**What to produce:** Transcribe the listing in full, excluding any pictures.

**Exercise inputs:**
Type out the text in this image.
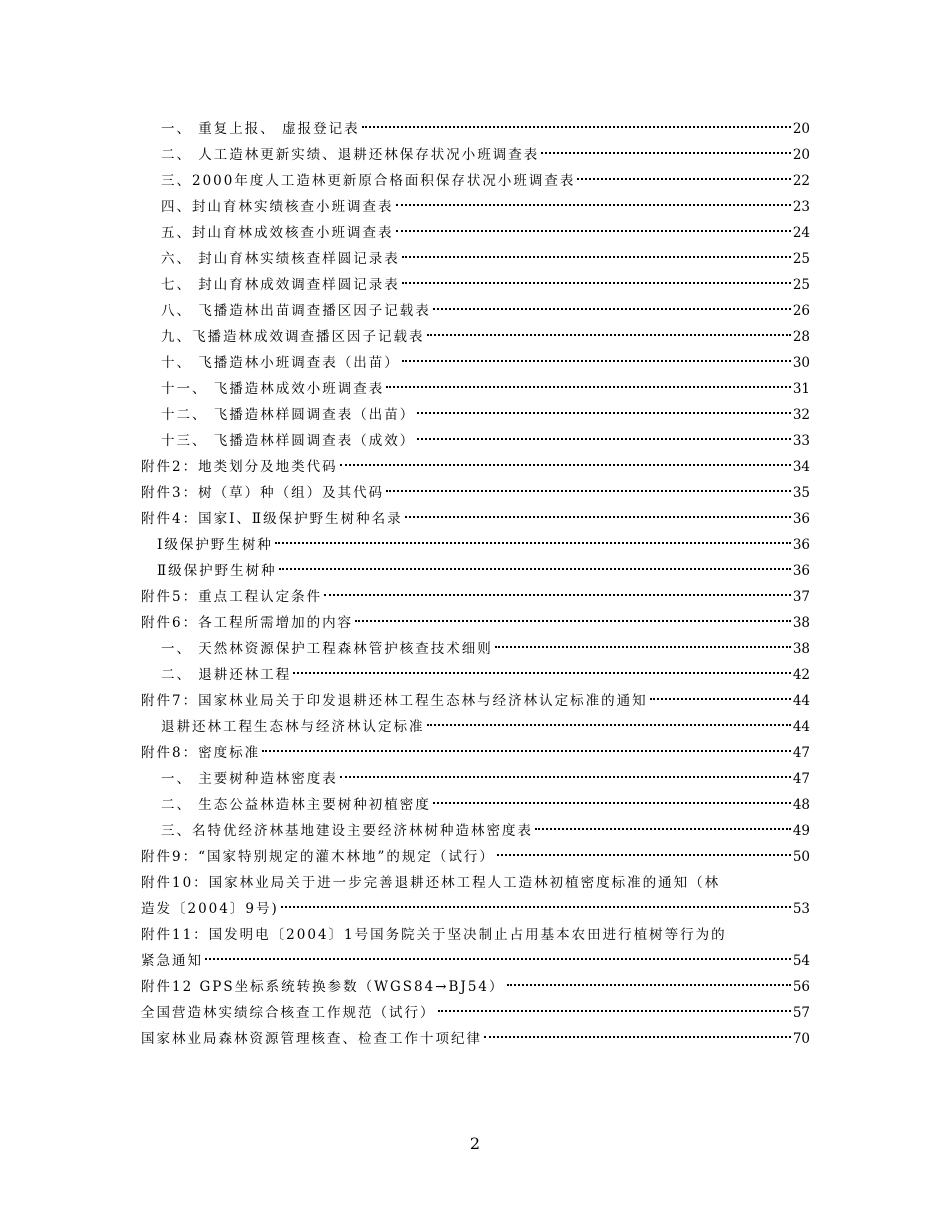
一、 重复上报、 虚报登记表	20
二、 人工造林更新实绩、退耕还林保存状况小班调查表	20
三、2000年度人工造林更新原合格面积保存状况小班调查表	22
四、封山育林实绩核查小班调查表	23
五、封山育林成效核查小班调查表	24
六、 封山育林实绩核查样圆记录表	25
七、 封山育林成效调查样圆记录表	25
八、 飞播造林出苗调查播区因子记载表	26
九、飞播造林成效调查播区因子记载表	28
十、 飞播造林小班调查表（出苗）	30
十一、 飞播造林成效小班调查表	31
十二、 飞播造林样圆调查表（出苗）	32
十三、 飞播造林样圆调查表（成效）	33
附件2：地类划分及地类代码	34
附件3：树（草）种（组）及其代码	35
附件4：国家Ⅰ、Ⅱ级保护野生树种名录	36
Ⅰ级保护野生树种	36
Ⅱ级保护野生树种	36
附件5：重点工程认定条件	37
附件6：各工程所需增加的内容	38
一、 天然林资源保护工程森林管护核查技术细则	38
二、 退耕还林工程	42
附件7：国家林业局关于印发退耕还林工程生态林与经济林认定标准的通知	44
退耕还林工程生态林与经济林认定标准	44
附件8：密度标准	47
一、 主要树种造林密度表	47
二、 生态公益林造林主要树种初植密度	48
三、名特优经济林基地建设主要经济林树种造林密度表	49
附件9：“国家特别规定的灌木林地”的规定（试行）	50
附件10：国家林业局关于进一步完善退耕还林工程人工造林初植密度标准的通知（林
造发〔2004〕9号)	53
附件11：国发明电〔2004〕1号国务院关于坚决制止占用基本农田进行植树等行为的
紧急通知	54
附件12 GPS坐标系统转换参数（WGS84→BJ54）	56
全国营造林实绩综合核查工作规范（试行）	57
国家林业局森林资源管理核查、检查工作十项纪律	70
2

**Response:**
Type out the text in this image.
一、 重复上报、 虚报登记表	20
二、 人工造林更新实绩、退耕还林保存状况小班调查表	20
三、2000年度人工造林更新原合格面积保存状况小班调查表	22
四、封山育林实绩核查小班调查表	23
五、封山育林成效核查小班调查表	24
六、 封山育林实绩核查样圆记录表	25
七、 封山育林成效调查样圆记录表	25
八、 飞播造林出苗调查播区因子记载表	26
九、飞播造林成效调查播区因子记载表	28
十、 飞播造林小班调查表（出苗）	30
十一、 飞播造林成效小班调查表	31
十二、 飞播造林样圆调查表（出苗）	32
十三、 飞播造林样圆调查表（成效）	33
附件2：地类划分及地类代码	34
附件3：树（草）种（组）及其代码	35
附件4：国家Ⅰ、Ⅱ级保护野生树种名录	36
Ⅰ级保护野生树种	36
Ⅱ级保护野生树种	36
附件5：重点工程认定条件	37
附件6：各工程所需增加的内容	38
一、 天然林资源保护工程森林管护核查技术细则	38
二、 退耕还林工程	42
附件7：国家林业局关于印发退耕还林工程生态林与经济林认定标准的通知	44
退耕还林工程生态林与经济林认定标准	44
附件8：密度标准	47
一、 主要树种造林密度表	47
二、 生态公益林造林主要树种初植密度	48
三、名特优经济林基地建设主要经济林树种造林密度表	49
附件9：“国家特别规定的灌木林地”的规定（试行）	50
附件10：国家林业局关于进一步完善退耕还林工程人工造林初植密度标准的通知（林
造发〔2004〕9号)	53
附件11：国发明电〔2004〕1号国务院关于坚决制止占用基本农田进行植树等行为的
紧急通知	54
附件12 GPS坐标系统转换参数（WGS84→BJ54）	56
全国营造林实绩综合核查工作规范（试行）	57
国家林业局森林资源管理核查、检查工作十项纪律	70
2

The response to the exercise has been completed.